FRAGMENTO DE PÁGINA -
★ ★ ★
Uno de los aspectos más reveladores ha sido el desconocimiento generalizado —no solo teórico, sino también práctico y vivencial— sobre la necesidad del poder público y su impacto en la vida cotidiana. La política, entendida no únicamente como el ejercicio de cargos públicos, sino como una forma de organización social, de toma de decisiones colectivas, de negociación de intereses y de distribución del poder, parece lejana o incluso ajena a muchas y muchos jóvenes. Esta desconexión me ha llevado a pensar críticamente en cómo hacemos política en México, y en quiénes la hacen.
La política como práctica adultocéntrica
Quienes nos involucramos en la vida política a edades tempranas —por vocación, contexto familiar, o por simple causalidad— hemos enfrentado recurrentemente una práctica que poco se nombra pero que está profundamente arraigada: el adultocentrismo. Se trata de una forma de organización social en la que se privilegia la voz, la experiencia y la autoridad de las personas adultas, y se desestima o invisibiliza la participación de las juventudes.
★ ★ ★
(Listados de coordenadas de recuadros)
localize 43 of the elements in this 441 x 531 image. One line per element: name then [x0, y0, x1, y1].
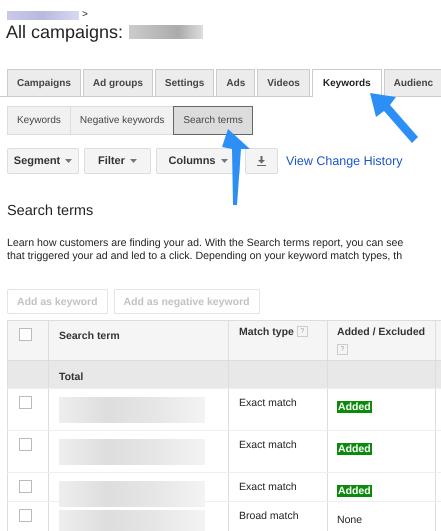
- subtab[interactable]: Negative keywords: [70, 106, 174, 135]
- checkbox[interactable]: [19, 328, 32, 341]
- breadcrumb-separator: >: [82, 10, 88, 20]
- checkbox[interactable]: [19, 396, 32, 409]
- total-label: Total: [59, 371, 84, 383]
- status-badge: Added: [337, 443, 372, 455]
- caret-icon: [65, 159, 72, 163]
- subtab[interactable]: Keywords: [7, 106, 71, 135]
- download-button[interactable]: [245, 148, 278, 174]
- caret-icon: [130, 159, 137, 163]
- column-header[interactable]: Added / Excluded: [337, 326, 435, 338]
- match-type-cell: Exact match: [239, 481, 297, 493]
- tab[interactable]: Ad groups: [82, 69, 153, 96]
- column-header[interactable]: Search term: [59, 330, 120, 342]
- page-title: All campaigns:: [6, 22, 124, 42]
- checkbox[interactable]: [19, 438, 32, 451]
- match-type-cell: Exact match: [239, 397, 297, 409]
- description-line: that triggered your ad and led to a click. Depending on your keyword match types, th: [7, 250, 404, 263]
- redacted-breadcrumb: [7, 11, 79, 20]
- download-icon: [257, 156, 266, 166]
- description-line: Learn how customers are finding your ad. With the Search terms report, you can see: [7, 237, 404, 250]
- dropdown-button[interactable]: Segment: [7, 148, 79, 174]
- tab[interactable]: Ads: [216, 69, 256, 96]
- tab[interactable]: Keywords: [312, 69, 382, 97]
- section-title: Search terms: [6, 202, 94, 219]
- status-cell: None: [337, 514, 362, 526]
- view-change-history-link[interactable]: View Change History: [286, 154, 402, 168]
- tab[interactable]: Audienc: [384, 69, 441, 96]
- checkbox[interactable]: [19, 480, 32, 493]
- caret-icon: [220, 159, 228, 163]
- match-type-cell: Exact match: [239, 439, 297, 451]
- tab[interactable]: Videos: [257, 69, 310, 96]
- arrow-drawing: [368, 91, 420, 146]
- checkbox[interactable]: [19, 509, 32, 522]
- dropdown-button[interactable]: Columns: [156, 148, 240, 174]
- status-badge: Added: [337, 401, 372, 413]
- match-type-cell: Broad match: [239, 510, 299, 522]
- dropdown-button[interactable]: Filter: [84, 148, 151, 174]
- tab[interactable]: Campaigns: [7, 69, 81, 96]
- status-badge: Added: [337, 485, 372, 497]
- subtab[interactable]: Search terms: [173, 106, 253, 135]
- column-header[interactable]: Match type: [239, 326, 294, 338]
- tab[interactable]: Settings: [154, 69, 214, 96]
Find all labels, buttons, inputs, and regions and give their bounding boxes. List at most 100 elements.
★ ★ ★
Reproduce tal cual el pasaje del texto sobre la juventud y la política en México que va de "La política como" a "de las juventudes.", ambos incluidos. El material no interviene en esto.

SOLUCIÓN DEL PROBLEMA -
La política como práctica adultocéntrica
Quienes nos involucramos en la vida política a edades tempranas —por vocación, contexto familiar, o por simple causalidad— hemos enfrentado recurrentemente una práctica que poco se nombra pero que está profundamente arraigada: el adultocentrismo. Se trata de una forma de organización social en la que se privilegia la voz, la experiencia y la autoridad de las personas adultas, y se desestima o invisibiliza la participación de las juventudes.